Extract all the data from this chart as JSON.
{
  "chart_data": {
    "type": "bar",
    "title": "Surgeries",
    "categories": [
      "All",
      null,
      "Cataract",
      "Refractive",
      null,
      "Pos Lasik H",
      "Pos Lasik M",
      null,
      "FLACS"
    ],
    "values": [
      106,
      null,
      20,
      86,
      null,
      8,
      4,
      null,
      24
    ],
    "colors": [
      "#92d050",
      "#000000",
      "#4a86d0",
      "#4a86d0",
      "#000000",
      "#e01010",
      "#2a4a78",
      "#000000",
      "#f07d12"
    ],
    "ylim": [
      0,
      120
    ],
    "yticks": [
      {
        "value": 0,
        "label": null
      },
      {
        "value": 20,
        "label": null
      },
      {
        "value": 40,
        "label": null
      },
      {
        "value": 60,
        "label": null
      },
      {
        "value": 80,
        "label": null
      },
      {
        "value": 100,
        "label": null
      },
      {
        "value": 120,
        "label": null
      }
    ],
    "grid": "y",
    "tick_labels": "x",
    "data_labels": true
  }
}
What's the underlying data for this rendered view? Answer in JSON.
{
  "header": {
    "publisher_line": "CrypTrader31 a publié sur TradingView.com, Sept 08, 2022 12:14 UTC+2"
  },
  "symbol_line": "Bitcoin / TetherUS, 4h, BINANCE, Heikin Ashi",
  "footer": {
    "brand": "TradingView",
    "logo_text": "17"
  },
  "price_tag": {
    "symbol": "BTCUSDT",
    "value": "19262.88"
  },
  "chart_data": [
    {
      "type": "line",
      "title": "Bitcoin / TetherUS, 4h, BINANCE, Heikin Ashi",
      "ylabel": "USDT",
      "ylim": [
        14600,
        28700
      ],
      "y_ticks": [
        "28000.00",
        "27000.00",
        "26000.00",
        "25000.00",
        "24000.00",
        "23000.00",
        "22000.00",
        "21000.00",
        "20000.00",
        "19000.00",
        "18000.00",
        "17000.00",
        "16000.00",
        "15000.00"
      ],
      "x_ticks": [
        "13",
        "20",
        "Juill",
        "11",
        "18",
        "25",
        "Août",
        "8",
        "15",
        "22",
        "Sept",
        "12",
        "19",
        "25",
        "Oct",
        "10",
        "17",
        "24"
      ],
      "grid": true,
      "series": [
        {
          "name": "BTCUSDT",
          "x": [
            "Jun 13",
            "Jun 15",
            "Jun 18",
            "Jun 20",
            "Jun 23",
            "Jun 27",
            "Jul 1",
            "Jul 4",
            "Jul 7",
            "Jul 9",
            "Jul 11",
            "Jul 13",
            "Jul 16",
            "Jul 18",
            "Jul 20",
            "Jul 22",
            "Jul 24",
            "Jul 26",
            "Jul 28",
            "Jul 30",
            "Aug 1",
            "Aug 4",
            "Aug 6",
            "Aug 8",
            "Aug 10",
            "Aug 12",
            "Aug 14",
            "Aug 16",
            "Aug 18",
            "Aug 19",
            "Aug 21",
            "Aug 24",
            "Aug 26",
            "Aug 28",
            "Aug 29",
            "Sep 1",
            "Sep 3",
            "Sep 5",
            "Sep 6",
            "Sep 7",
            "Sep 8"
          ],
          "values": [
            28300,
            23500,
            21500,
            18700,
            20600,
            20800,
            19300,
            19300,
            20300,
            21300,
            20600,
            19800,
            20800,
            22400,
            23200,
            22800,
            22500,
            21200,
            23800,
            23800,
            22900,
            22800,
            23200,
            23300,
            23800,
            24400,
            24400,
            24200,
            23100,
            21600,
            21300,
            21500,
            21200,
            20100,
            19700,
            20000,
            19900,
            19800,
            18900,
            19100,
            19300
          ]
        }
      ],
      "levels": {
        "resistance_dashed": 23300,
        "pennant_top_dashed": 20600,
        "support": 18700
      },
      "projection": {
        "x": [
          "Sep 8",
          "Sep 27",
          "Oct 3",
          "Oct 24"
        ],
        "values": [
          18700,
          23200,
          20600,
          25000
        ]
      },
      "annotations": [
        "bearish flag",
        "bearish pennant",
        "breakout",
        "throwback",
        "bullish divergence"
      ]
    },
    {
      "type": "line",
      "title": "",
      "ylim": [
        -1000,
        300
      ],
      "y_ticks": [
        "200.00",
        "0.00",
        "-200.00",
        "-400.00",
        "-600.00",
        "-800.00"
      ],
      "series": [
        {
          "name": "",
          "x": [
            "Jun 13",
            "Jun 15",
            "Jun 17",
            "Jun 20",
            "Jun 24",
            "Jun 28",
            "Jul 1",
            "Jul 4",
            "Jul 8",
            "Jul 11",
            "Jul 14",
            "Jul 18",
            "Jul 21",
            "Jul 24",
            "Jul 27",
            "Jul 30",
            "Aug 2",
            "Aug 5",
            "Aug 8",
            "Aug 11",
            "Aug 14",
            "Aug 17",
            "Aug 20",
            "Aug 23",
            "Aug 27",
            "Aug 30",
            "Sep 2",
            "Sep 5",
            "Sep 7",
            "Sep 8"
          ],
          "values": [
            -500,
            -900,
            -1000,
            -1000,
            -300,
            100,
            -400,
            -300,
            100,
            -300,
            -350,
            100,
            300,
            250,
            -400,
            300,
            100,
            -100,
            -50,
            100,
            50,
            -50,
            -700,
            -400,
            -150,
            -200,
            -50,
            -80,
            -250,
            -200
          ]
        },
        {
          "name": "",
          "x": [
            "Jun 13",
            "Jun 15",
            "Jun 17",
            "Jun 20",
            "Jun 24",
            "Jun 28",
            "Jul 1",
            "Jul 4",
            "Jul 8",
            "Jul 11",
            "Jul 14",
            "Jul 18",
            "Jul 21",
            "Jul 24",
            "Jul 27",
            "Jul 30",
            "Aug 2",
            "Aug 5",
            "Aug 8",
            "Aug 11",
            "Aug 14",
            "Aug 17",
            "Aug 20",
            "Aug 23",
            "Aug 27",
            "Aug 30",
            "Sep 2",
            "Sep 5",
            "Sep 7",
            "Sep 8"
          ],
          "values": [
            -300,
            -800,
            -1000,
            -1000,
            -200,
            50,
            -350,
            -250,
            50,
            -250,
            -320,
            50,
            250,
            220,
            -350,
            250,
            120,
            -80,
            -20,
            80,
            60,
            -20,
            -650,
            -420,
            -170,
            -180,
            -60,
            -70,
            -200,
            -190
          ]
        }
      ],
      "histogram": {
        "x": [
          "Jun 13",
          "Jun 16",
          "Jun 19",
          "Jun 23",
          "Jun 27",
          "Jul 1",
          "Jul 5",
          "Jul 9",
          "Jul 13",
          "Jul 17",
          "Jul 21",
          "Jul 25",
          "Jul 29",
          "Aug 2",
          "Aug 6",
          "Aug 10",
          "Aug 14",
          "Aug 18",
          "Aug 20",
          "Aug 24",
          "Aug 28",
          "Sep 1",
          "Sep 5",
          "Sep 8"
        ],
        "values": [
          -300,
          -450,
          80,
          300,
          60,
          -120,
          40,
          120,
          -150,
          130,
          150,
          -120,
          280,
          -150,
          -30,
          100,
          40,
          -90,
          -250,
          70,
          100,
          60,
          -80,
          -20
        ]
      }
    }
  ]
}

□ □ □ □ □

## PROMPT
The answer is a single number: how many lines include the word "Heikin"?

## TASK RESULT
2